== THE EXERCISE ==
Every line of the listing must be reproduced as it stands. Leave the images behind.

== Rows from a figure dataset ==
....

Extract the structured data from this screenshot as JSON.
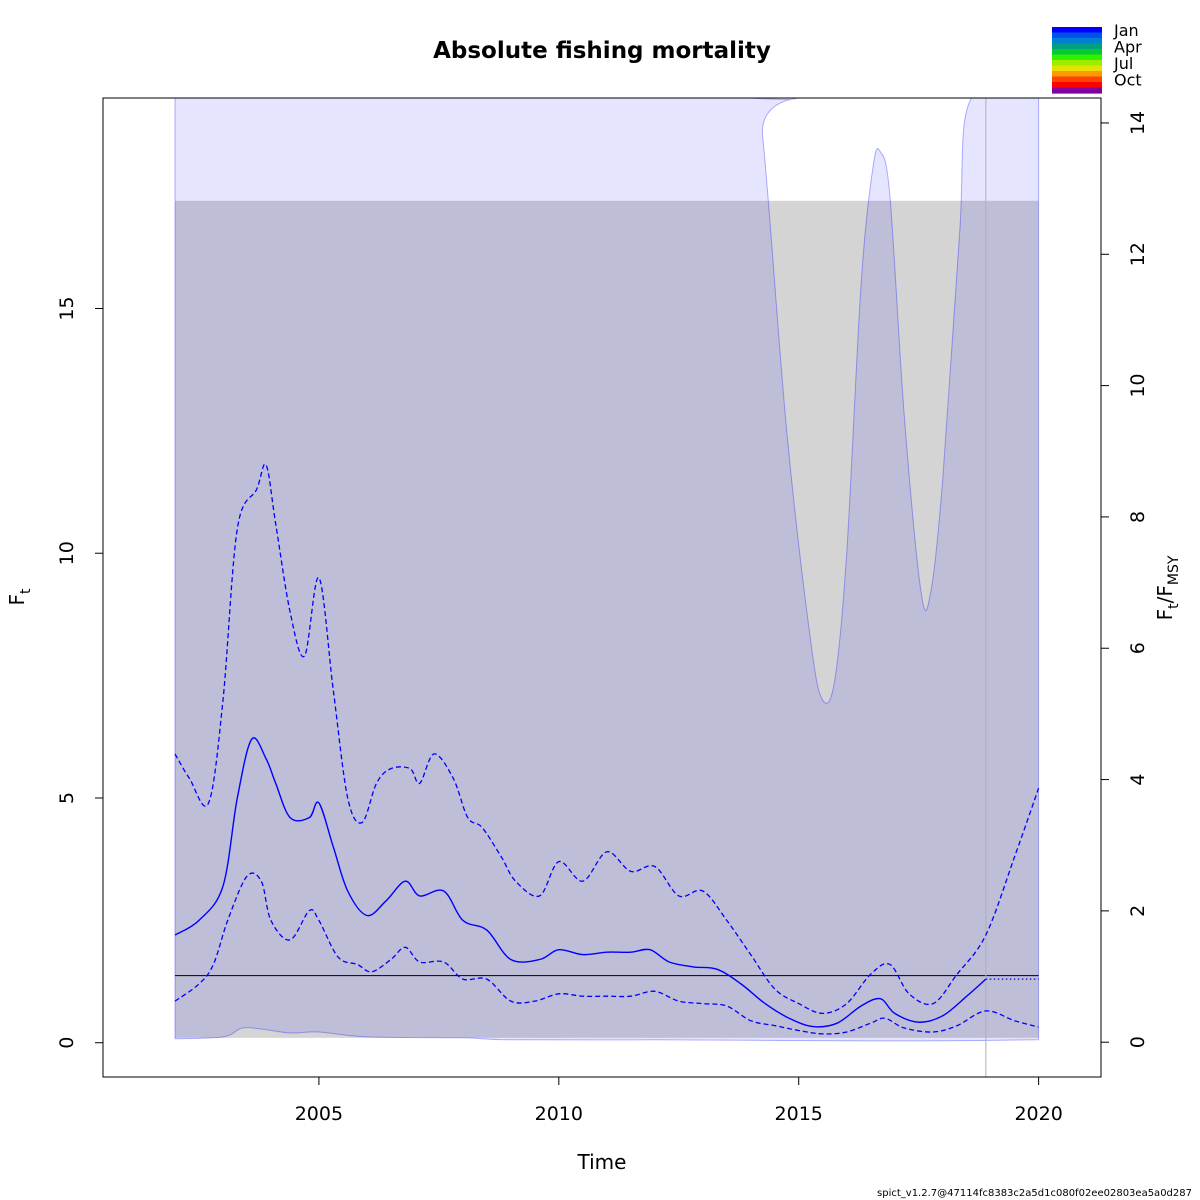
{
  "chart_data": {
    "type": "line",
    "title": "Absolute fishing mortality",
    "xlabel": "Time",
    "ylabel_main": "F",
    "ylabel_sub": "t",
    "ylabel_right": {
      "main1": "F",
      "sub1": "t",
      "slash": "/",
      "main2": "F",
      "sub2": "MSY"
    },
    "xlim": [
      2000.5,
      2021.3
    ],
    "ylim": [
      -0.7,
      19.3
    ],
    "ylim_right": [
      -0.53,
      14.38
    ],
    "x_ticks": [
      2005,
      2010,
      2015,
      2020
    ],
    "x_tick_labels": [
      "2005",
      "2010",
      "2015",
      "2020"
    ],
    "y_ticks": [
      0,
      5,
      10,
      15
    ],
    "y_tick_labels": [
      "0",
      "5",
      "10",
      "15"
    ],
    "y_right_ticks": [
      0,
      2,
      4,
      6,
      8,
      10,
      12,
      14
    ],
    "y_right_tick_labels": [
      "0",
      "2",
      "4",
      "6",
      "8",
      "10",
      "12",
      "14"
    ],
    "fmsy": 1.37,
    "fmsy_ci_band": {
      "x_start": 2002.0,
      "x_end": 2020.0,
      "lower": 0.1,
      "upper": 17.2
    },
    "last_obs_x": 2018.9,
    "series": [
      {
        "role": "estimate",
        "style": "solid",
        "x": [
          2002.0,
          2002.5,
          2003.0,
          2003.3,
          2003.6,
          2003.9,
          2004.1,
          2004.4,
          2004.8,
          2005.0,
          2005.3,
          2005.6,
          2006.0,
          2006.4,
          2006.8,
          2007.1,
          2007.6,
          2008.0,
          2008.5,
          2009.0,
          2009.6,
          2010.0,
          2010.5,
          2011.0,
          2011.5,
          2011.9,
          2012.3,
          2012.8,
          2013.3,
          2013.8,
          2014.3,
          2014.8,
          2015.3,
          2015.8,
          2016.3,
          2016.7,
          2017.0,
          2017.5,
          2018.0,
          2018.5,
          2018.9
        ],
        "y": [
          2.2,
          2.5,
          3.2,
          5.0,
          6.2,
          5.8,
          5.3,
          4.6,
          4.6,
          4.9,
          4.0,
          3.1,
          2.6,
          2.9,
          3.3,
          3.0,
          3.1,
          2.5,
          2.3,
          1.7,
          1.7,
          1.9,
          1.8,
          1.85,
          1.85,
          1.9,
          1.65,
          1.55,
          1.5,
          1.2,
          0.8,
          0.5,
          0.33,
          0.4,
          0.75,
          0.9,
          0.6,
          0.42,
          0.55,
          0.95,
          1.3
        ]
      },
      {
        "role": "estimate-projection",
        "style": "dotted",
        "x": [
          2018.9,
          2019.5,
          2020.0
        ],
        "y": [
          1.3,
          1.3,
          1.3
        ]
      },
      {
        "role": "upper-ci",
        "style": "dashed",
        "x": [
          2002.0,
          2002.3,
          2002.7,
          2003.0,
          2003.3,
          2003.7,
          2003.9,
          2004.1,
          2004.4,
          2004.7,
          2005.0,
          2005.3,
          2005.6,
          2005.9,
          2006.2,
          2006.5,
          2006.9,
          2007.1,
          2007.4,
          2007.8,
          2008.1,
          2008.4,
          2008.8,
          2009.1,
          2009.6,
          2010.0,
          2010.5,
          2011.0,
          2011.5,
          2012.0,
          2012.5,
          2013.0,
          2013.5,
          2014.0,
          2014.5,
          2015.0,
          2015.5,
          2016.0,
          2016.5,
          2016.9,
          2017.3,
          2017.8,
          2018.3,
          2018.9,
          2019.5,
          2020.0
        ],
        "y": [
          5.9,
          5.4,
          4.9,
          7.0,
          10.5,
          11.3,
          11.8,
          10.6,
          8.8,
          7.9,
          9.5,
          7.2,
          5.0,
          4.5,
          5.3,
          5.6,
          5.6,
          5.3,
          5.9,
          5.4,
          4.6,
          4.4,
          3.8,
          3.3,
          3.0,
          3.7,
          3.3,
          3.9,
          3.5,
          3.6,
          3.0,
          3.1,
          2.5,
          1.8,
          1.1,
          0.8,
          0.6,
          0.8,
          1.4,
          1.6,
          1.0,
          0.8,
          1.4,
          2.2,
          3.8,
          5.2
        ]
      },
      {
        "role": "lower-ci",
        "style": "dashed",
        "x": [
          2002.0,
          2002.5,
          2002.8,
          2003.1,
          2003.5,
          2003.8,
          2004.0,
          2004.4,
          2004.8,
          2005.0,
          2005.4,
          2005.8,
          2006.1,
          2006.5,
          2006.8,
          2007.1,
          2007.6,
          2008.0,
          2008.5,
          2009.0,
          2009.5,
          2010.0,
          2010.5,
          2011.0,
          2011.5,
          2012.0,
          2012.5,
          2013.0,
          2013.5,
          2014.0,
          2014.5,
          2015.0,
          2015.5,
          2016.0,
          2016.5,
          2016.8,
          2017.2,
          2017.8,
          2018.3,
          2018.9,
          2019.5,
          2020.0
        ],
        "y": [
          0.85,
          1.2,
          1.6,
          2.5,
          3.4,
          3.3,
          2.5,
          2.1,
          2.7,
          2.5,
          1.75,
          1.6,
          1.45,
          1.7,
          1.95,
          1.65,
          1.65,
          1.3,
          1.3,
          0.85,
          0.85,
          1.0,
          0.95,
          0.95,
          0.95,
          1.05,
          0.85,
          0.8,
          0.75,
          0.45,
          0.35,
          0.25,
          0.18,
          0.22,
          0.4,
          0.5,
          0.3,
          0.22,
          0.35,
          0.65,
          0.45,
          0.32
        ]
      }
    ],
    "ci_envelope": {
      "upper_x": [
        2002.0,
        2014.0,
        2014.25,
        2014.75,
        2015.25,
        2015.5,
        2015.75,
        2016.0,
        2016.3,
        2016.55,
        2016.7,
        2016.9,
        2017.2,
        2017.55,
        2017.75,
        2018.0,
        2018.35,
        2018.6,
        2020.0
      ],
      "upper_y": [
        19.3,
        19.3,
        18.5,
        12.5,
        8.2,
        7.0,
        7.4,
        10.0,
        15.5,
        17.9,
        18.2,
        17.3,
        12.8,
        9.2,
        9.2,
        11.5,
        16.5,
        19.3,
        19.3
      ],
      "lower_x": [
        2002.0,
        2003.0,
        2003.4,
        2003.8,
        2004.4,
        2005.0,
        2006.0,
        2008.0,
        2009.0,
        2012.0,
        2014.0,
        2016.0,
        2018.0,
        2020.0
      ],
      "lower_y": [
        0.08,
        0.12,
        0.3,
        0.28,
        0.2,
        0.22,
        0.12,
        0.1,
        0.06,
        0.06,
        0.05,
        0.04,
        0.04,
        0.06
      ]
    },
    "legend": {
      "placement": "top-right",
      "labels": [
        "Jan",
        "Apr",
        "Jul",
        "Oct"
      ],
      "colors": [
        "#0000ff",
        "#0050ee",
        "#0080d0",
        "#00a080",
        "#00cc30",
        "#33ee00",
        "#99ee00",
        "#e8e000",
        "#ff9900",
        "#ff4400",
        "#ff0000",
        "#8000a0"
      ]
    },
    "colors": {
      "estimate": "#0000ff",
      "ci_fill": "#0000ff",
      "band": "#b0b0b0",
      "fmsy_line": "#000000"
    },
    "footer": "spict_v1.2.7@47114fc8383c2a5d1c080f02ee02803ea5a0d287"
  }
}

....

== SOLUTION FOR THIS EXERCISE ==
Extract the structured data from this screenshot as JSON.
{
  "chart_data": {
    "type": "line",
    "title": "Absolute fishing mortality",
    "xlabel": "Time",
    "ylabel_main": "F",
    "ylabel_sub": "t",
    "ylabel_right": {
      "main1": "F",
      "sub1": "t",
      "slash": "/",
      "main2": "F",
      "sub2": "MSY"
    },
    "xlim": [
      2000.5,
      2021.3
    ],
    "ylim": [
      -0.7,
      19.3
    ],
    "ylim_right": [
      -0.53,
      14.38
    ],
    "x_ticks": [
      2005,
      2010,
      2015,
      2020
    ],
    "x_tick_labels": [
      "2005",
      "2010",
      "2015",
      "2020"
    ],
    "y_ticks": [
      0,
      5,
      10,
      15
    ],
    "y_tick_labels": [
      "0",
      "5",
      "10",
      "15"
    ],
    "y_right_ticks": [
      0,
      2,
      4,
      6,
      8,
      10,
      12,
      14
    ],
    "y_right_tick_labels": [
      "0",
      "2",
      "4",
      "6",
      "8",
      "10",
      "12",
      "14"
    ],
    "fmsy": 1.37,
    "fmsy_ci_band": {
      "x_start": 2002.0,
      "x_end": 2020.0,
      "lower": 0.1,
      "upper": 17.2
    },
    "last_obs_x": 2018.9,
    "series": [
      {
        "role": "estimate",
        "style": "solid",
        "x": [
          2002.0,
          2002.5,
          2003.0,
          2003.3,
          2003.6,
          2003.9,
          2004.1,
          2004.4,
          2004.8,
          2005.0,
          2005.3,
          2005.6,
          2006.0,
          2006.4,
          2006.8,
          2007.1,
          2007.6,
          2008.0,
          2008.5,
          2009.0,
          2009.6,
          2010.0,
          2010.5,
          2011.0,
          2011.5,
          2011.9,
          2012.3,
          2012.8,
          2013.3,
          2013.8,
          2014.3,
          2014.8,
          2015.3,
          2015.8,
          2016.3,
          2016.7,
          2017.0,
          2017.5,
          2018.0,
          2018.5,
          2018.9
        ],
        "y": [
          2.2,
          2.5,
          3.2,
          5.0,
          6.2,
          5.8,
          5.3,
          4.6,
          4.6,
          4.9,
          4.0,
          3.1,
          2.6,
          2.9,
          3.3,
          3.0,
          3.1,
          2.5,
          2.3,
          1.7,
          1.7,
          1.9,
          1.8,
          1.85,
          1.85,
          1.9,
          1.65,
          1.55,
          1.5,
          1.2,
          0.8,
          0.5,
          0.33,
          0.4,
          0.75,
          0.9,
          0.6,
          0.42,
          0.55,
          0.95,
          1.3
        ]
      },
      {
        "role": "estimate-projection",
        "style": "dotted",
        "x": [
          2018.9,
          2019.5,
          2020.0
        ],
        "y": [
          1.3,
          1.3,
          1.3
        ]
      },
      {
        "role": "upper-ci",
        "style": "dashed",
        "x": [
          2002.0,
          2002.3,
          2002.7,
          2003.0,
          2003.3,
          2003.7,
          2003.9,
          2004.1,
          2004.4,
          2004.7,
          2005.0,
          2005.3,
          2005.6,
          2005.9,
          2006.2,
          2006.5,
          2006.9,
          2007.1,
          2007.4,
          2007.8,
          2008.1,
          2008.4,
          2008.8,
          2009.1,
          2009.6,
          2010.0,
          2010.5,
          2011.0,
          2011.5,
          2012.0,
          2012.5,
          2013.0,
          2013.5,
          2014.0,
          2014.5,
          2015.0,
          2015.5,
          2016.0,
          2016.5,
          2016.9,
          2017.3,
          2017.8,
          2018.3,
          2018.9,
          2019.5,
          2020.0
        ],
        "y": [
          5.9,
          5.4,
          4.9,
          7.0,
          10.5,
          11.3,
          11.8,
          10.6,
          8.8,
          7.9,
          9.5,
          7.2,
          5.0,
          4.5,
          5.3,
          5.6,
          5.6,
          5.3,
          5.9,
          5.4,
          4.6,
          4.4,
          3.8,
          3.3,
          3.0,
          3.7,
          3.3,
          3.9,
          3.5,
          3.6,
          3.0,
          3.1,
          2.5,
          1.8,
          1.1,
          0.8,
          0.6,
          0.8,
          1.4,
          1.6,
          1.0,
          0.8,
          1.4,
          2.2,
          3.8,
          5.2
        ]
      },
      {
        "role": "lower-ci",
        "style": "dashed",
        "x": [
          2002.0,
          2002.5,
          2002.8,
          2003.1,
          2003.5,
          2003.8,
          2004.0,
          2004.4,
          2004.8,
          2005.0,
          2005.4,
          2005.8,
          2006.1,
          2006.5,
          2006.8,
          2007.1,
          2007.6,
          2008.0,
          2008.5,
          2009.0,
          2009.5,
          2010.0,
          2010.5,
          2011.0,
          2011.5,
          2012.0,
          2012.5,
          2013.0,
          2013.5,
          2014.0,
          2014.5,
          2015.0,
          2015.5,
          2016.0,
          2016.5,
          2016.8,
          2017.2,
          2017.8,
          2018.3,
          2018.9,
          2019.5,
          2020.0
        ],
        "y": [
          0.85,
          1.2,
          1.6,
          2.5,
          3.4,
          3.3,
          2.5,
          2.1,
          2.7,
          2.5,
          1.75,
          1.6,
          1.45,
          1.7,
          1.95,
          1.65,
          1.65,
          1.3,
          1.3,
          0.85,
          0.85,
          1.0,
          0.95,
          0.95,
          0.95,
          1.05,
          0.85,
          0.8,
          0.75,
          0.45,
          0.35,
          0.25,
          0.18,
          0.22,
          0.4,
          0.5,
          0.3,
          0.22,
          0.35,
          0.65,
          0.45,
          0.32
        ]
      }
    ],
    "ci_envelope": {
      "upper_x": [
        2002.0,
        2014.0,
        2014.25,
        2014.75,
        2015.25,
        2015.5,
        2015.75,
        2016.0,
        2016.3,
        2016.55,
        2016.7,
        2016.9,
        2017.2,
        2017.55,
        2017.75,
        2018.0,
        2018.35,
        2018.6,
        2020.0
      ],
      "upper_y": [
        19.3,
        19.3,
        18.5,
        12.5,
        8.2,
        7.0,
        7.4,
        10.0,
        15.5,
        17.9,
        18.2,
        17.3,
        12.8,
        9.2,
        9.2,
        11.5,
        16.5,
        19.3,
        19.3
      ],
      "lower_x": [
        2002.0,
        2003.0,
        2003.4,
        2003.8,
        2004.4,
        2005.0,
        2006.0,
        2008.0,
        2009.0,
        2012.0,
        2014.0,
        2016.0,
        2018.0,
        2020.0
      ],
      "lower_y": [
        0.08,
        0.12,
        0.3,
        0.28,
        0.2,
        0.22,
        0.12,
        0.1,
        0.06,
        0.06,
        0.05,
        0.04,
        0.04,
        0.06
      ]
    },
    "legend": {
      "placement": "top-right",
      "labels": [
        "Jan",
        "Apr",
        "Jul",
        "Oct"
      ],
      "colors": [
        "#0000ff",
        "#0050ee",
        "#0080d0",
        "#00a080",
        "#00cc30",
        "#33ee00",
        "#99ee00",
        "#e8e000",
        "#ff9900",
        "#ff4400",
        "#ff0000",
        "#8000a0"
      ]
    },
    "colors": {
      "estimate": "#0000ff",
      "ci_fill": "#0000ff",
      "band": "#b0b0b0",
      "fmsy_line": "#000000"
    },
    "footer": "spict_v1.2.7@47114fc8383c2a5d1c080f02ee02803ea5a0d287"
  }
}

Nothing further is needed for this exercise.